--- Provided entries ---

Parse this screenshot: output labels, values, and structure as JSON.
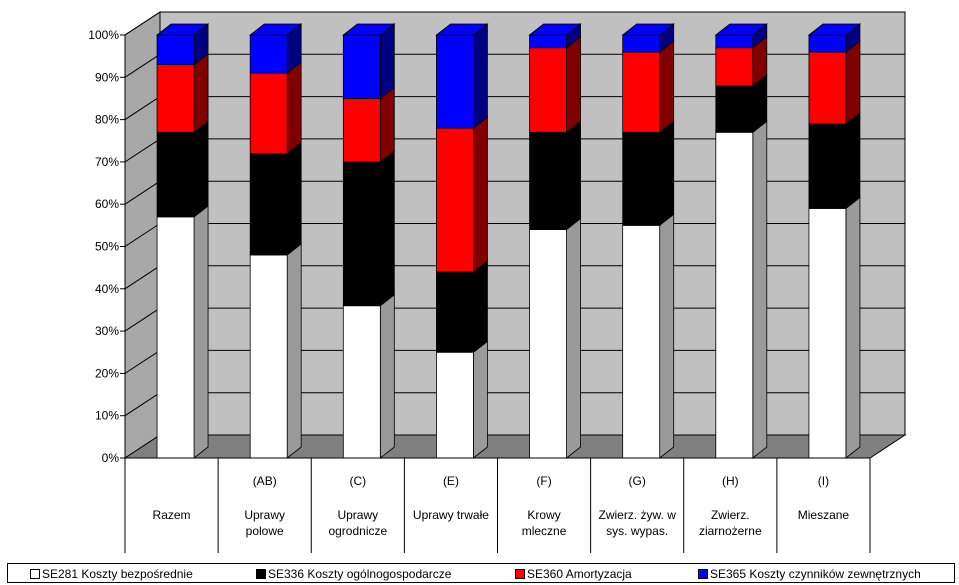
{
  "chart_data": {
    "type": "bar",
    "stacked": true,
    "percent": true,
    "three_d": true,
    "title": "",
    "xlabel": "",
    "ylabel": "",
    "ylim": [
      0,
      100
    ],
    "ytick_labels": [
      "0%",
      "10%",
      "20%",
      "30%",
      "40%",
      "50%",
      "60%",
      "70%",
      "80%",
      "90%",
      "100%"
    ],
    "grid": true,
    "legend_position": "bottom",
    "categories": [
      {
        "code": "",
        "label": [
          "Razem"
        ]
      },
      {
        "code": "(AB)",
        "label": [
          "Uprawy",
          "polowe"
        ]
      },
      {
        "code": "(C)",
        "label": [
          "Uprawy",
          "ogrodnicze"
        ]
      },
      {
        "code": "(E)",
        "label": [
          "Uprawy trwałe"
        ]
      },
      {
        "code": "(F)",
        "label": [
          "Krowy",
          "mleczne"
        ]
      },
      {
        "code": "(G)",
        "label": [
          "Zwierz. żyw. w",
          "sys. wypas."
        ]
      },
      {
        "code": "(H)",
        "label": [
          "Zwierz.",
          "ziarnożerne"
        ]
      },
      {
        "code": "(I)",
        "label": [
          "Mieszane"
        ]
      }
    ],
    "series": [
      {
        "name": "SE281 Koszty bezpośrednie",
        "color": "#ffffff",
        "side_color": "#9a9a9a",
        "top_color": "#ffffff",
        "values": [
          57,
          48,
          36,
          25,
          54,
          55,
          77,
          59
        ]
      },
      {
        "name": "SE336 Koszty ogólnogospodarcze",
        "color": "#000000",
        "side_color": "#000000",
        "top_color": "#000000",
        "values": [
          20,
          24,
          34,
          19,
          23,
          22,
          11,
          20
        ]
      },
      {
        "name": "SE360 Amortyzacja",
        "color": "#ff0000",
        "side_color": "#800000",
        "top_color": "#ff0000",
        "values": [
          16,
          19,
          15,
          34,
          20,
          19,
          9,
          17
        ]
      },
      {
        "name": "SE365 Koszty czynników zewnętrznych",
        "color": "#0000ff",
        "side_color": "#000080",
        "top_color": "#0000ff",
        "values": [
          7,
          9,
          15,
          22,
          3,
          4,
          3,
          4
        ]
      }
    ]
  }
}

---

Task goal » Do not include images; quote all of the entries above exactly.

Output for this exercise »
Parse this screenshot: output labels, values, and structure as JSON.
{
  "chart_data": {
    "type": "bar",
    "stacked": true,
    "percent": true,
    "three_d": true,
    "title": "",
    "xlabel": "",
    "ylabel": "",
    "ylim": [
      0,
      100
    ],
    "ytick_labels": [
      "0%",
      "10%",
      "20%",
      "30%",
      "40%",
      "50%",
      "60%",
      "70%",
      "80%",
      "90%",
      "100%"
    ],
    "grid": true,
    "legend_position": "bottom",
    "categories": [
      {
        "code": "",
        "label": [
          "Razem"
        ]
      },
      {
        "code": "(AB)",
        "label": [
          "Uprawy",
          "polowe"
        ]
      },
      {
        "code": "(C)",
        "label": [
          "Uprawy",
          "ogrodnicze"
        ]
      },
      {
        "code": "(E)",
        "label": [
          "Uprawy trwałe"
        ]
      },
      {
        "code": "(F)",
        "label": [
          "Krowy",
          "mleczne"
        ]
      },
      {
        "code": "(G)",
        "label": [
          "Zwierz. żyw. w",
          "sys. wypas."
        ]
      },
      {
        "code": "(H)",
        "label": [
          "Zwierz.",
          "ziarnożerne"
        ]
      },
      {
        "code": "(I)",
        "label": [
          "Mieszane"
        ]
      }
    ],
    "series": [
      {
        "name": "SE281 Koszty bezpośrednie",
        "color": "#ffffff",
        "side_color": "#9a9a9a",
        "top_color": "#ffffff",
        "values": [
          57,
          48,
          36,
          25,
          54,
          55,
          77,
          59
        ]
      },
      {
        "name": "SE336 Koszty ogólnogospodarcze",
        "color": "#000000",
        "side_color": "#000000",
        "top_color": "#000000",
        "values": [
          20,
          24,
          34,
          19,
          23,
          22,
          11,
          20
        ]
      },
      {
        "name": "SE360 Amortyzacja",
        "color": "#ff0000",
        "side_color": "#800000",
        "top_color": "#ff0000",
        "values": [
          16,
          19,
          15,
          34,
          20,
          19,
          9,
          17
        ]
      },
      {
        "name": "SE365 Koszty czynników zewnętrznych",
        "color": "#0000ff",
        "side_color": "#000080",
        "top_color": "#0000ff",
        "values": [
          7,
          9,
          15,
          22,
          3,
          4,
          3,
          4
        ]
      }
    ]
  }
}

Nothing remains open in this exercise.